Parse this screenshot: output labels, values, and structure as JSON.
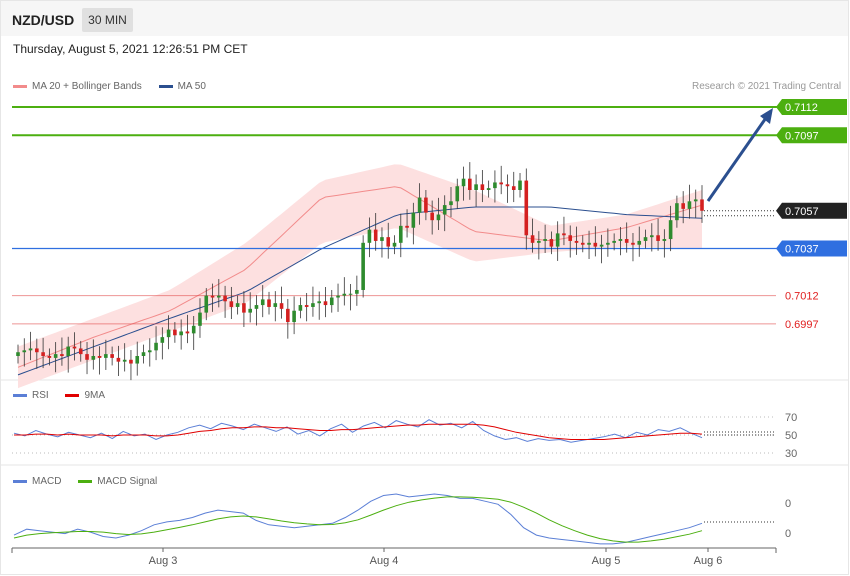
{
  "header": {
    "symbol": "NZD/USD",
    "timeframe": "30 MIN",
    "datetime": "Thursday, August 5, 2021 12:26:51 PM CET",
    "copyright": "Research © 2021 Trading Central"
  },
  "legends": {
    "price": [
      {
        "label": "MA 20 + Bollinger Bands",
        "color": "#f28b8b"
      },
      {
        "label": "MA 50",
        "color": "#2b4f8f"
      }
    ],
    "rsi": [
      {
        "label": "RSI",
        "color": "#5b7fd6"
      },
      {
        "label": "9MA",
        "color": "#e00000"
      }
    ],
    "macd": [
      {
        "label": "MACD",
        "color": "#5b7fd6"
      },
      {
        "label": "MACD Signal",
        "color": "#4caf10"
      }
    ]
  },
  "chart_data": [
    {
      "type": "candlestick",
      "name": "price",
      "x_labels": [
        "Aug 3",
        "Aug 4",
        "Aug 5",
        "Aug 6"
      ],
      "current_price": "0.7057",
      "levels": [
        {
          "value": 0.7112,
          "label": "0.7112",
          "kind": "resistance",
          "color": "#4caf10"
        },
        {
          "value": 0.7097,
          "label": "0.7097",
          "kind": "resistance",
          "color": "#4caf10"
        },
        {
          "value": 0.7037,
          "label": "0.7037",
          "kind": "pivot",
          "color": "#2f6fe0"
        },
        {
          "value": 0.7012,
          "label": "0.7012",
          "kind": "support",
          "color": "#e04040"
        },
        {
          "value": 0.6997,
          "label": "0.6997",
          "kind": "support",
          "color": "#e04040"
        }
      ],
      "close": [
        0.6982,
        0.6983,
        0.6984,
        0.6982,
        0.698,
        0.6979,
        0.6981,
        0.698,
        0.6985,
        0.6984,
        0.6981,
        0.6978,
        0.698,
        0.6979,
        0.6981,
        0.6979,
        0.6977,
        0.6978,
        0.6976,
        0.698,
        0.6982,
        0.6983,
        0.6987,
        0.699,
        0.6994,
        0.6991,
        0.6993,
        0.6992,
        0.6996,
        0.7003,
        0.7012,
        0.7011,
        0.7012,
        0.7009,
        0.7006,
        0.7008,
        0.7003,
        0.7005,
        0.7007,
        0.701,
        0.7006,
        0.7008,
        0.7005,
        0.6998,
        0.7004,
        0.7007,
        0.7006,
        0.7008,
        0.7009,
        0.7007,
        0.7011,
        0.7012,
        0.7013,
        0.7013,
        0.7015,
        0.704,
        0.7047,
        0.7041,
        0.7043,
        0.7038,
        0.704,
        0.7049,
        0.7048,
        0.7056,
        0.7064,
        0.7056,
        0.7052,
        0.7055,
        0.706,
        0.7062,
        0.707,
        0.7074,
        0.7068,
        0.7071,
        0.7068,
        0.7069,
        0.7072,
        0.7071,
        0.707,
        0.7068,
        0.7073,
        0.7044,
        0.704,
        0.7041,
        0.7042,
        0.7038,
        0.7045,
        0.7044,
        0.7041,
        0.704,
        0.7039,
        0.704,
        0.7038,
        0.7039,
        0.704,
        0.7041,
        0.7042,
        0.704,
        0.7039,
        0.7041,
        0.7043,
        0.7044,
        0.7041,
        0.7042,
        0.7052,
        0.7061,
        0.7058,
        0.7062,
        0.7063,
        0.7057
      ],
      "ma50": [
        0.697,
        0.6985,
        0.7,
        0.7014,
        0.7037,
        0.7055,
        0.7059,
        0.7059,
        0.7055,
        0.7053
      ],
      "ma20": [
        0.6974,
        0.699,
        0.7004,
        0.7026,
        0.7064,
        0.707,
        0.7046,
        0.7041,
        0.7048,
        0.706
      ],
      "bb_upper": [
        0.6985,
        0.7,
        0.7015,
        0.704,
        0.7073,
        0.7082,
        0.7068,
        0.7049,
        0.7055,
        0.7068
      ],
      "bb_lower": [
        0.6963,
        0.6978,
        0.6993,
        0.7008,
        0.704,
        0.7048,
        0.703,
        0.7035,
        0.7038,
        0.7037
      ]
    },
    {
      "type": "line",
      "name": "rsi",
      "y_ticks": [
        "70",
        "50",
        "30"
      ],
      "series": [
        {
          "name": "RSI",
          "values": [
            52,
            49,
            55,
            51,
            48,
            53,
            50,
            47,
            52,
            46,
            54,
            49,
            51,
            45,
            50,
            53,
            58,
            61,
            57,
            63,
            60,
            56,
            62,
            58,
            54,
            59,
            51,
            55,
            49,
            57,
            62,
            53,
            60,
            64,
            58,
            66,
            62,
            59,
            67,
            61,
            63,
            58,
            65,
            55,
            49,
            45,
            47,
            43,
            46,
            44,
            45,
            42,
            44,
            46,
            48,
            51,
            47,
            53,
            50,
            56,
            54,
            58,
            52,
            47
          ]
        },
        {
          "name": "9MA",
          "values": [
            50,
            50,
            51,
            51,
            50,
            51,
            50,
            50,
            50,
            49,
            50,
            50,
            50,
            49,
            49,
            50,
            52,
            54,
            55,
            57,
            58,
            58,
            59,
            59,
            58,
            58,
            57,
            56,
            55,
            55,
            56,
            56,
            57,
            58,
            59,
            60,
            61,
            61,
            62,
            62,
            62,
            62,
            62,
            61,
            59,
            56,
            53,
            51,
            49,
            47,
            46,
            45,
            45,
            45,
            45,
            46,
            47,
            48,
            49,
            50,
            51,
            52,
            52,
            51
          ]
        }
      ]
    },
    {
      "type": "line",
      "name": "macd",
      "y_ticks": [
        "0",
        "0"
      ],
      "series": [
        {
          "name": "MACD",
          "values": [
            0.1,
            0.3,
            0.25,
            0.2,
            0.15,
            0.3,
            0.2,
            0.05,
            0.0,
            0.1,
            0.25,
            0.45,
            0.55,
            0.6,
            0.7,
            0.85,
            0.95,
            0.9,
            0.85,
            0.6,
            0.45,
            0.4,
            0.35,
            0.4,
            0.45,
            0.5,
            0.7,
            0.95,
            1.25,
            1.45,
            1.5,
            1.4,
            1.45,
            1.5,
            1.45,
            1.35,
            1.35,
            1.25,
            1.15,
            0.8,
            0.35,
            0.1,
            0.0,
            -0.05,
            -0.1,
            -0.15,
            -0.2,
            -0.2,
            -0.15,
            -0.05,
            0.05,
            0.15,
            0.25,
            0.35,
            0.5
          ]
        },
        {
          "name": "MACD Signal",
          "values": [
            0.0,
            0.1,
            0.15,
            0.18,
            0.2,
            0.22,
            0.22,
            0.2,
            0.15,
            0.12,
            0.14,
            0.2,
            0.28,
            0.36,
            0.45,
            0.55,
            0.65,
            0.72,
            0.75,
            0.72,
            0.65,
            0.58,
            0.52,
            0.48,
            0.45,
            0.46,
            0.52,
            0.62,
            0.78,
            0.95,
            1.1,
            1.22,
            1.3,
            1.36,
            1.4,
            1.4,
            1.39,
            1.36,
            1.32,
            1.22,
            1.05,
            0.85,
            0.62,
            0.42,
            0.25,
            0.1,
            -0.02,
            -0.1,
            -0.14,
            -0.14,
            -0.1,
            -0.04,
            0.04,
            0.13,
            0.25
          ]
        }
      ]
    }
  ]
}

◇ ◇ ◇

Written instruction: Your job is to transcribe the entries above exactly; skip the pictures.

The response:
Parse this screenshot: output labels, values, and structure as JSON.
{
  "header": {
    "symbol": "NZD/USD",
    "timeframe": "30 MIN",
    "datetime": "Thursday, August 5, 2021 12:26:51 PM CET",
    "copyright": "Research © 2021 Trading Central"
  },
  "legends": {
    "price": [
      {
        "label": "MA 20 + Bollinger Bands",
        "color": "#f28b8b"
      },
      {
        "label": "MA 50",
        "color": "#2b4f8f"
      }
    ],
    "rsi": [
      {
        "label": "RSI",
        "color": "#5b7fd6"
      },
      {
        "label": "9MA",
        "color": "#e00000"
      }
    ],
    "macd": [
      {
        "label": "MACD",
        "color": "#5b7fd6"
      },
      {
        "label": "MACD Signal",
        "color": "#4caf10"
      }
    ]
  },
  "chart_data": [
    {
      "type": "candlestick",
      "name": "price",
      "x_labels": [
        "Aug 3",
        "Aug 4",
        "Aug 5",
        "Aug 6"
      ],
      "current_price": "0.7057",
      "levels": [
        {
          "value": 0.7112,
          "label": "0.7112",
          "kind": "resistance",
          "color": "#4caf10"
        },
        {
          "value": 0.7097,
          "label": "0.7097",
          "kind": "resistance",
          "color": "#4caf10"
        },
        {
          "value": 0.7037,
          "label": "0.7037",
          "kind": "pivot",
          "color": "#2f6fe0"
        },
        {
          "value": 0.7012,
          "label": "0.7012",
          "kind": "support",
          "color": "#e04040"
        },
        {
          "value": 0.6997,
          "label": "0.6997",
          "kind": "support",
          "color": "#e04040"
        }
      ],
      "close": [
        0.6982,
        0.6983,
        0.6984,
        0.6982,
        0.698,
        0.6979,
        0.6981,
        0.698,
        0.6985,
        0.6984,
        0.6981,
        0.6978,
        0.698,
        0.6979,
        0.6981,
        0.6979,
        0.6977,
        0.6978,
        0.6976,
        0.698,
        0.6982,
        0.6983,
        0.6987,
        0.699,
        0.6994,
        0.6991,
        0.6993,
        0.6992,
        0.6996,
        0.7003,
        0.7012,
        0.7011,
        0.7012,
        0.7009,
        0.7006,
        0.7008,
        0.7003,
        0.7005,
        0.7007,
        0.701,
        0.7006,
        0.7008,
        0.7005,
        0.6998,
        0.7004,
        0.7007,
        0.7006,
        0.7008,
        0.7009,
        0.7007,
        0.7011,
        0.7012,
        0.7013,
        0.7013,
        0.7015,
        0.704,
        0.7047,
        0.7041,
        0.7043,
        0.7038,
        0.704,
        0.7049,
        0.7048,
        0.7056,
        0.7064,
        0.7056,
        0.7052,
        0.7055,
        0.706,
        0.7062,
        0.707,
        0.7074,
        0.7068,
        0.7071,
        0.7068,
        0.7069,
        0.7072,
        0.7071,
        0.707,
        0.7068,
        0.7073,
        0.7044,
        0.704,
        0.7041,
        0.7042,
        0.7038,
        0.7045,
        0.7044,
        0.7041,
        0.704,
        0.7039,
        0.704,
        0.7038,
        0.7039,
        0.704,
        0.7041,
        0.7042,
        0.704,
        0.7039,
        0.7041,
        0.7043,
        0.7044,
        0.7041,
        0.7042,
        0.7052,
        0.7061,
        0.7058,
        0.7062,
        0.7063,
        0.7057
      ],
      "ma50": [
        0.697,
        0.6985,
        0.7,
        0.7014,
        0.7037,
        0.7055,
        0.7059,
        0.7059,
        0.7055,
        0.7053
      ],
      "ma20": [
        0.6974,
        0.699,
        0.7004,
        0.7026,
        0.7064,
        0.707,
        0.7046,
        0.7041,
        0.7048,
        0.706
      ],
      "bb_upper": [
        0.6985,
        0.7,
        0.7015,
        0.704,
        0.7073,
        0.7082,
        0.7068,
        0.7049,
        0.7055,
        0.7068
      ],
      "bb_lower": [
        0.6963,
        0.6978,
        0.6993,
        0.7008,
        0.704,
        0.7048,
        0.703,
        0.7035,
        0.7038,
        0.7037
      ]
    },
    {
      "type": "line",
      "name": "rsi",
      "y_ticks": [
        "70",
        "50",
        "30"
      ],
      "series": [
        {
          "name": "RSI",
          "values": [
            52,
            49,
            55,
            51,
            48,
            53,
            50,
            47,
            52,
            46,
            54,
            49,
            51,
            45,
            50,
            53,
            58,
            61,
            57,
            63,
            60,
            56,
            62,
            58,
            54,
            59,
            51,
            55,
            49,
            57,
            62,
            53,
            60,
            64,
            58,
            66,
            62,
            59,
            67,
            61,
            63,
            58,
            65,
            55,
            49,
            45,
            47,
            43,
            46,
            44,
            45,
            42,
            44,
            46,
            48,
            51,
            47,
            53,
            50,
            56,
            54,
            58,
            52,
            47
          ]
        },
        {
          "name": "9MA",
          "values": [
            50,
            50,
            51,
            51,
            50,
            51,
            50,
            50,
            50,
            49,
            50,
            50,
            50,
            49,
            49,
            50,
            52,
            54,
            55,
            57,
            58,
            58,
            59,
            59,
            58,
            58,
            57,
            56,
            55,
            55,
            56,
            56,
            57,
            58,
            59,
            60,
            61,
            61,
            62,
            62,
            62,
            62,
            62,
            61,
            59,
            56,
            53,
            51,
            49,
            47,
            46,
            45,
            45,
            45,
            45,
            46,
            47,
            48,
            49,
            50,
            51,
            52,
            52,
            51
          ]
        }
      ]
    },
    {
      "type": "line",
      "name": "macd",
      "y_ticks": [
        "0",
        "0"
      ],
      "series": [
        {
          "name": "MACD",
          "values": [
            0.1,
            0.3,
            0.25,
            0.2,
            0.15,
            0.3,
            0.2,
            0.05,
            0.0,
            0.1,
            0.25,
            0.45,
            0.55,
            0.6,
            0.7,
            0.85,
            0.95,
            0.9,
            0.85,
            0.6,
            0.45,
            0.4,
            0.35,
            0.4,
            0.45,
            0.5,
            0.7,
            0.95,
            1.25,
            1.45,
            1.5,
            1.4,
            1.45,
            1.5,
            1.45,
            1.35,
            1.35,
            1.25,
            1.15,
            0.8,
            0.35,
            0.1,
            0.0,
            -0.05,
            -0.1,
            -0.15,
            -0.2,
            -0.2,
            -0.15,
            -0.05,
            0.05,
            0.15,
            0.25,
            0.35,
            0.5
          ]
        },
        {
          "name": "MACD Signal",
          "values": [
            0.0,
            0.1,
            0.15,
            0.18,
            0.2,
            0.22,
            0.22,
            0.2,
            0.15,
            0.12,
            0.14,
            0.2,
            0.28,
            0.36,
            0.45,
            0.55,
            0.65,
            0.72,
            0.75,
            0.72,
            0.65,
            0.58,
            0.52,
            0.48,
            0.45,
            0.46,
            0.52,
            0.62,
            0.78,
            0.95,
            1.1,
            1.22,
            1.3,
            1.36,
            1.4,
            1.4,
            1.39,
            1.36,
            1.32,
            1.22,
            1.05,
            0.85,
            0.62,
            0.42,
            0.25,
            0.1,
            -0.02,
            -0.1,
            -0.14,
            -0.14,
            -0.1,
            -0.04,
            0.04,
            0.13,
            0.25
          ]
        }
      ]
    }
  ]
}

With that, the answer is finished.